▶ [Document text]:
- - -

The rest of the paper is organized as follows. Sect. 2 presents some existing clustering protocols in WSNs. Section 3 describes the PSO meta-heuristic, as well as the network and energy models. Section 4 introduces the NIP formulation followed by the general functioning of the proposed clustering protocol and the proposed PSO-based algorithm. Section 5 discusses simulation results, and finally Sect. 6 draws conclusions and gives some perspectives. All the acronyms used throughout the paper are given in Table 1.

Fig. 1

Wireless sensor network

Table 1 Acronyms

2 Related Work

LEACH-C [13] is one of the earlier and canonical clustering approaches. In this protocol, the BS applies simulated annealing algorithm in order to select the CHs that allow reducing the energy dissipated by non-CH-nodes, while the FF enables minimizing the total sum of squared distances between all the non-CH-nodes and their closest CHs.

In TPSO-CR [7], the clustering and routing problems were modelled as linear programs and two algorithms based on PSO were introduced to resolve the proposed programs. The used FF targets the optimization of the energy consumption, the cluster quality, and the network coverage. ETPSO-CR [20] is an enhanced version of TPSO-CR that adopts an energy prediction mechanism, for the purpose of reducing the periodic network re-clustering costs. It also modifies the FF to permit the election of well distributed CHs and adapts the rounds’ durations to the CHs residual energy.

CGC [12] is a protocol that uses GA with a FF aiming to select as CHs the non-outlier SNs with residual energy higher than the network average energy and that optimize the total energy consumed in the network. CECP [11] also uses a GA with an objective function aiming to select as CHs the SNs that optimize the energy consumed in the network.

OSC [21] uses a one-step off-line cluster computation algorithm, where all the clustering schemes and their respective durations are calculated by the BS once at the network initialization by a greedy approach. OSC introduced a new weight function for selecting the set of CHs that minimizes energy consumption of CHs, and non-CH nodes as well. OSC also eliminated costs proportional to periodic online re-clustering by using an energy prediction model.

- - -

▶ [Exercise instructions]:
#1 List every clustering protocol that the related-work section on wireless sensor networks names.
#2 Rewrite the paragraph beginning "In TPSO-CR [7]" from the related-work section as a short bulleted list that keeps its main facts.
#3 Extend the related-work section on clustering protocols for wireless sensor networks, starting after its final sentence.

- - -

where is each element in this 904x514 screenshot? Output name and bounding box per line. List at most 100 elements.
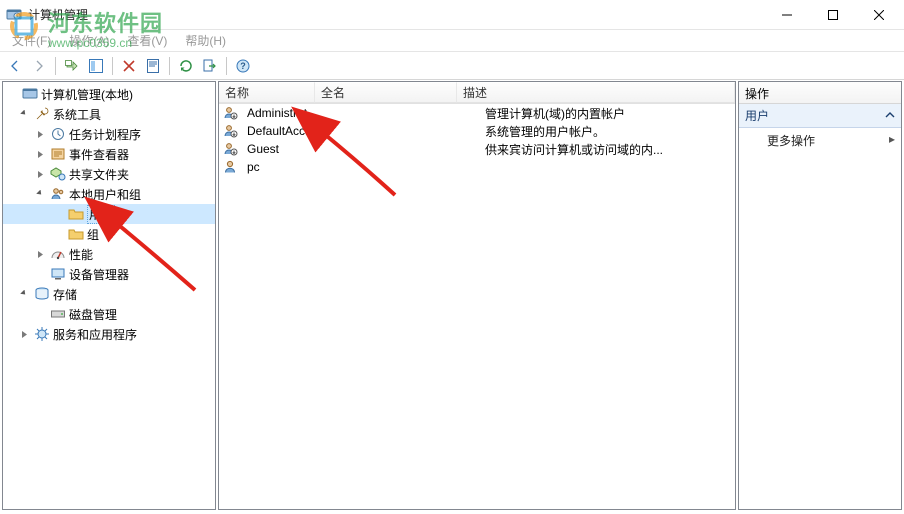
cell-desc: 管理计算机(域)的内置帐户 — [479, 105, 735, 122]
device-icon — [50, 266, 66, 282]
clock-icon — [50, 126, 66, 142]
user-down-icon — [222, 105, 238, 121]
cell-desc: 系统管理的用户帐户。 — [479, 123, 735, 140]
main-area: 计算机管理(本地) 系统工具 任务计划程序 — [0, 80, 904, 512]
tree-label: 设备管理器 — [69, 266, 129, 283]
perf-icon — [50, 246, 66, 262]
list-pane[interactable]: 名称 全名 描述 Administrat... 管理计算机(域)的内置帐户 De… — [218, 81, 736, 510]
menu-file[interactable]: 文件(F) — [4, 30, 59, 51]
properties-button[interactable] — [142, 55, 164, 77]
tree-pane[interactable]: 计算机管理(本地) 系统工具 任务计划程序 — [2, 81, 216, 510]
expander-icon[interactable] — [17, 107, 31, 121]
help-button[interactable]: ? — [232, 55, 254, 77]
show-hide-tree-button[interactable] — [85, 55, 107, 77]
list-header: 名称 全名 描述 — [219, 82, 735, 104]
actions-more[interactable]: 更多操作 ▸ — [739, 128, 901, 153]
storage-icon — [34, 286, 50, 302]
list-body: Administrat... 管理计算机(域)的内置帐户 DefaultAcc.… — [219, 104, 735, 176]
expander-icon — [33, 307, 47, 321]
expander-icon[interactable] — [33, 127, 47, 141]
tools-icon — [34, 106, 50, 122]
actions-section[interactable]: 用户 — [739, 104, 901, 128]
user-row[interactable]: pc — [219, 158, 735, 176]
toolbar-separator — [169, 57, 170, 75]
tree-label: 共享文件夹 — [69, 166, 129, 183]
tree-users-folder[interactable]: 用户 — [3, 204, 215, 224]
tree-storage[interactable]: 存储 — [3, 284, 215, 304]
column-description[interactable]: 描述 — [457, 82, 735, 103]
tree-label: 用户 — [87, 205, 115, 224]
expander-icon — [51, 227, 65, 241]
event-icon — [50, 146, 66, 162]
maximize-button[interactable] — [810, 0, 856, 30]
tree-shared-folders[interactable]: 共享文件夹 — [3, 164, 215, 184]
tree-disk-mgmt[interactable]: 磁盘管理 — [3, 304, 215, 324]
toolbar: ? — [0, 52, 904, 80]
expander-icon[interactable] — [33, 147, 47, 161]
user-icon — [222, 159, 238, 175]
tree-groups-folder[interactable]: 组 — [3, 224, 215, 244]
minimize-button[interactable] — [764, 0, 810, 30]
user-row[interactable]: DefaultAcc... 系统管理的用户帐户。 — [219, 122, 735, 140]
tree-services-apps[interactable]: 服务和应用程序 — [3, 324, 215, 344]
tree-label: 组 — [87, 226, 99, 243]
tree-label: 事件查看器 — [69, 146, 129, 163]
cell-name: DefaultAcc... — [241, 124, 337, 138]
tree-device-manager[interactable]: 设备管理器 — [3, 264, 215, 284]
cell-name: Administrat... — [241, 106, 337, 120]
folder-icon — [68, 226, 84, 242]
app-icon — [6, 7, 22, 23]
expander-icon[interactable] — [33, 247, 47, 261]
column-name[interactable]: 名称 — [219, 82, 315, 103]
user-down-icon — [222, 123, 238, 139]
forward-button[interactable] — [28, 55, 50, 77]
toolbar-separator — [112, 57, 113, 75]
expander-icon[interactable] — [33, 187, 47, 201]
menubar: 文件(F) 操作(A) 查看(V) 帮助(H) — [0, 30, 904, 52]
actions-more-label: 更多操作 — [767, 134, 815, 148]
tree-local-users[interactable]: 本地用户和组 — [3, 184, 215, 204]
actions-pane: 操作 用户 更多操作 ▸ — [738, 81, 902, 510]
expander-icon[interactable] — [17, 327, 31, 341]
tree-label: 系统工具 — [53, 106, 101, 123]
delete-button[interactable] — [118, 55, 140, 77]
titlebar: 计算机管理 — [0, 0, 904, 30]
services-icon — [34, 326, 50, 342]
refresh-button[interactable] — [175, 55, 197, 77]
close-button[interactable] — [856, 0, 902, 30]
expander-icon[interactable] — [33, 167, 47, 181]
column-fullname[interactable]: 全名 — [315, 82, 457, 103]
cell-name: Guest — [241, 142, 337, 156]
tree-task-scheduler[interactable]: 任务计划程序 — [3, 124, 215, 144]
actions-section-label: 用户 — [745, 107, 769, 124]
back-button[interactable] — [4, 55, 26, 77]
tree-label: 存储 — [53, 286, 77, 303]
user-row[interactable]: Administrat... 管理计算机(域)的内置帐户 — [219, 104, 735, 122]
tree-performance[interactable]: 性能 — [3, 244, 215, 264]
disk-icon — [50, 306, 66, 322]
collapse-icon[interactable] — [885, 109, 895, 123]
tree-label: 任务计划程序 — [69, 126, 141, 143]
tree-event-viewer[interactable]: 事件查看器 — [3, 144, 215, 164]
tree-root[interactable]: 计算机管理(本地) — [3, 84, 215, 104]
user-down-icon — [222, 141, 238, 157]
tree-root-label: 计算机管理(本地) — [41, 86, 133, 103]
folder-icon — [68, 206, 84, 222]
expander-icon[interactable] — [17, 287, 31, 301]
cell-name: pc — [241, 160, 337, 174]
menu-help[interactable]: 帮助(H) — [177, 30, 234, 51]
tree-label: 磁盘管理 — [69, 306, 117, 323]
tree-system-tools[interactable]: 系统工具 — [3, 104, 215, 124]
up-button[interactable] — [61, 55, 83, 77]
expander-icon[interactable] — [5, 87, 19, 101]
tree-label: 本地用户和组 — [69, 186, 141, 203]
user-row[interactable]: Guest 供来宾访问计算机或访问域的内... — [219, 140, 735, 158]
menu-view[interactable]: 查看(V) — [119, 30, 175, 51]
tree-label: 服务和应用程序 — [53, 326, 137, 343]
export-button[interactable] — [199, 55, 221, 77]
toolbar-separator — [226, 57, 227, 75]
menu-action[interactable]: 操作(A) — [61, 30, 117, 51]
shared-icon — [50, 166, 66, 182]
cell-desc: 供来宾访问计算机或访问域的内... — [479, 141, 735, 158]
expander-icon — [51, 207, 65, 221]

- - -

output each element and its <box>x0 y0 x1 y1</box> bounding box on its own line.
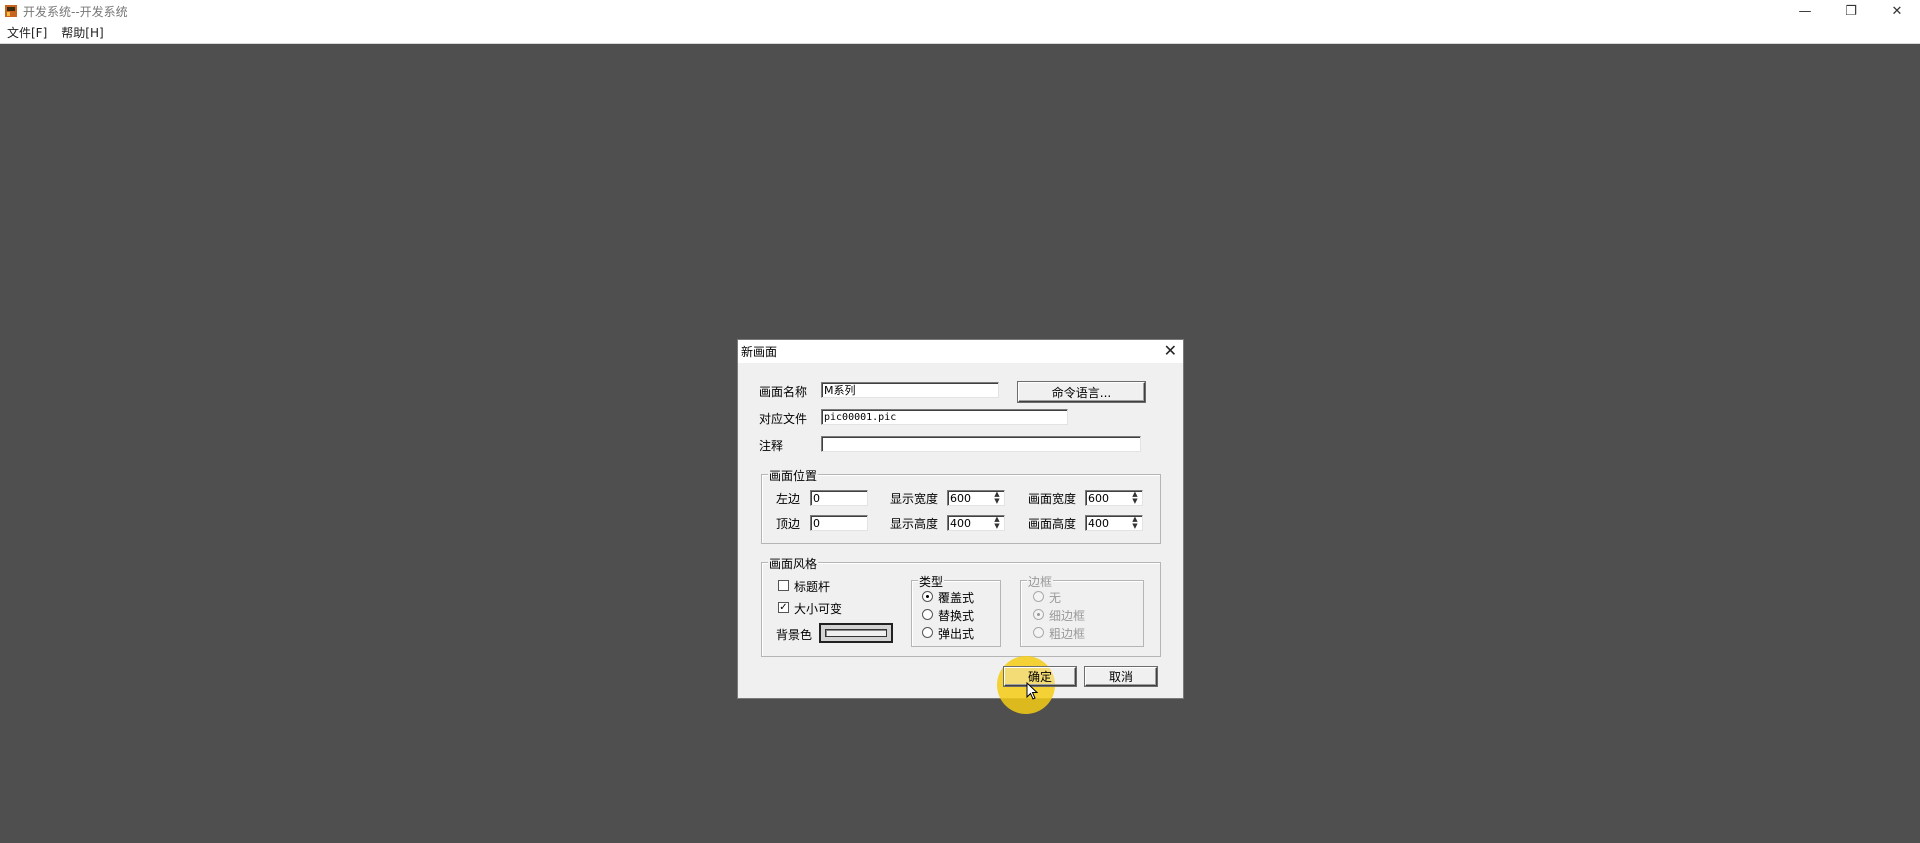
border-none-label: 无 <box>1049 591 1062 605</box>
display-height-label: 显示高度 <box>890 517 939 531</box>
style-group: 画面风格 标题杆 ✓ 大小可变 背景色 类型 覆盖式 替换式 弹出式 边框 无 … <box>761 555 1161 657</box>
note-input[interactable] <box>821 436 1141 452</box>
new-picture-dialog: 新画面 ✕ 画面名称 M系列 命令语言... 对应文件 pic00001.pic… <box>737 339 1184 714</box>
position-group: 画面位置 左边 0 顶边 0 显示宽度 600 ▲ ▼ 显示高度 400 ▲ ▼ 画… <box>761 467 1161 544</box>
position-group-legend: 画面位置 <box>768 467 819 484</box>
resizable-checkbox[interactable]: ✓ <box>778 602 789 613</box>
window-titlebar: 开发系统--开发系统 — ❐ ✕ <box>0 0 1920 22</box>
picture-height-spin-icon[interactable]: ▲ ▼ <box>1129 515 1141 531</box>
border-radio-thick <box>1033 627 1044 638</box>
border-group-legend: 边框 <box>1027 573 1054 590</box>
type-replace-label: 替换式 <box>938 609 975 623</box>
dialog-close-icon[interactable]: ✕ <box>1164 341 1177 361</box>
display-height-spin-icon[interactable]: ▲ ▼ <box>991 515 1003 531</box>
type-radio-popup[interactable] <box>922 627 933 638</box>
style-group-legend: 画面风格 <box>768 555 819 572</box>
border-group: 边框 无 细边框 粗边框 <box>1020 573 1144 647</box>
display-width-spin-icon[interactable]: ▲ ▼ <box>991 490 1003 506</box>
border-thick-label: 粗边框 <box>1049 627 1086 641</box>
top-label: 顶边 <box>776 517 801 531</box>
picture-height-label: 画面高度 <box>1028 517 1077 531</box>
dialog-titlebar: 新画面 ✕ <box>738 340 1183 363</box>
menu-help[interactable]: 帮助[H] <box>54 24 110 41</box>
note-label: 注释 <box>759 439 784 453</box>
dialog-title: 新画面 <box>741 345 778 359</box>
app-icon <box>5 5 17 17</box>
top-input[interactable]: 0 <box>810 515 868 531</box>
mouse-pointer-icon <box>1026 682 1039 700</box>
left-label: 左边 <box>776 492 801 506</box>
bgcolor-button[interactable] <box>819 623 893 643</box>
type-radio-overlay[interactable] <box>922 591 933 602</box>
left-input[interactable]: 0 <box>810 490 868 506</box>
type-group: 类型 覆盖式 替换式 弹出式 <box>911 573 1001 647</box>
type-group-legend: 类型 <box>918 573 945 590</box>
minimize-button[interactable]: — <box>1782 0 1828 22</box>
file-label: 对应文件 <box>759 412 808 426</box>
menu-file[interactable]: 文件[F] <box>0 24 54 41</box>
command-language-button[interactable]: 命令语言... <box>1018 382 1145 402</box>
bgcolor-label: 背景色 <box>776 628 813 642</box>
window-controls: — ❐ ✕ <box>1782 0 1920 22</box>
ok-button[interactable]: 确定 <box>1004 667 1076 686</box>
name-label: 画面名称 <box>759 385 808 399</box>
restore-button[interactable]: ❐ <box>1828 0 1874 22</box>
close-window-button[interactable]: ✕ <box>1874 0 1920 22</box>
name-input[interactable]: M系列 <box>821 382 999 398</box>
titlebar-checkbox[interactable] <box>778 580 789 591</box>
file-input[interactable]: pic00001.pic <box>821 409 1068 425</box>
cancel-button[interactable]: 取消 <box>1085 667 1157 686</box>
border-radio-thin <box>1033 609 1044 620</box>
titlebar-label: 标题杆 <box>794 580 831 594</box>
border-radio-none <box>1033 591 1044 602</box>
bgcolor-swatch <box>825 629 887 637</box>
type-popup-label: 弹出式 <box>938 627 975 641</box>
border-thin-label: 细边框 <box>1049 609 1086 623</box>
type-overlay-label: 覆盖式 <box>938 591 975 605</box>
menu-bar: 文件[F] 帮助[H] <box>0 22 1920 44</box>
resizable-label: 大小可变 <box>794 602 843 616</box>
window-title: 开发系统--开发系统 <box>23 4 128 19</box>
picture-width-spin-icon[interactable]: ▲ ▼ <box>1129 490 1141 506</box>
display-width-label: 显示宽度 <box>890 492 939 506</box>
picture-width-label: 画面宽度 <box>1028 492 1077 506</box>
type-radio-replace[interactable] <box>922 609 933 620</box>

- - -

▶ [Exercise results]:
#1 LEACH-C, TPSO-CR, ETPSO-CR, CGC, CECP, OSC

#2
- TPSO-CR [7] models the clustering and routing problems as linear programs and solves them with two PSO-based algorithms.
- Its FF targets energy consumption, cluster quality, and network coverage.
- ETPSO-CR [20] is an enhanced version of TPSO-CR that adds an energy prediction mechanism to reduce periodic re-clustering costs.
- ETPSO-CR modifies the FF so that well-distributed CHs are elected.
- ETPSO-CR adapts round durations to the residual energy of the CHs.

#3
EBUC [14] was proposed to address the hot-spot problem associated to multi-hop WSN, as well as equitably distribute the energy consumption over the network. In EBUC, the network is subdivided into unequal sized clusters with small-size clusters near the BS. In such way, their CHs may save sufficient energy to guarantee the routing operation. For the creation of optimized unequal clusters, EBUC uses an algorithm based on PSO and introduces an energy-aware multi-hop routing algorithm between the CHs and the BS. This protocol uses an energy prediction method to estimate the SNs energy level at the starting of each round. EAUCA [6] also considers the energy hole problem and targets extending the network lifetime by creating unequal sized clusters. The unequal clustering is achieved by calculating the competition radius of the candidate CHs based on the SN remaining energy and its distance to the BS. The final CHs are then selected by considering both residual energy and degree of the SNs. To further energy preservation, EAUCA proposes a multi-hop routing algorithm between the CHs and the BS. Relay nodes are chosen in accordance with the SN remaining energy, degree, and distance to BS.

LEACH-CE [16] and HMM-PSO [10] proposed energy prediction techniques to reduce the periodic network re-clustering costs while distributing the load evenly amongst the SNs.

In order to prolong the FND and to optimize the use of the SNs’ energy, NARTC [24] and D-LEACH-F [4] proposed methods to model the rounds’ durations. In these methods, each SN takes on the role of CH at least once and acts as a member-node in the other \((N/K-1)\) rounds, where N is the size of the WSN and K is the desired number of CHs.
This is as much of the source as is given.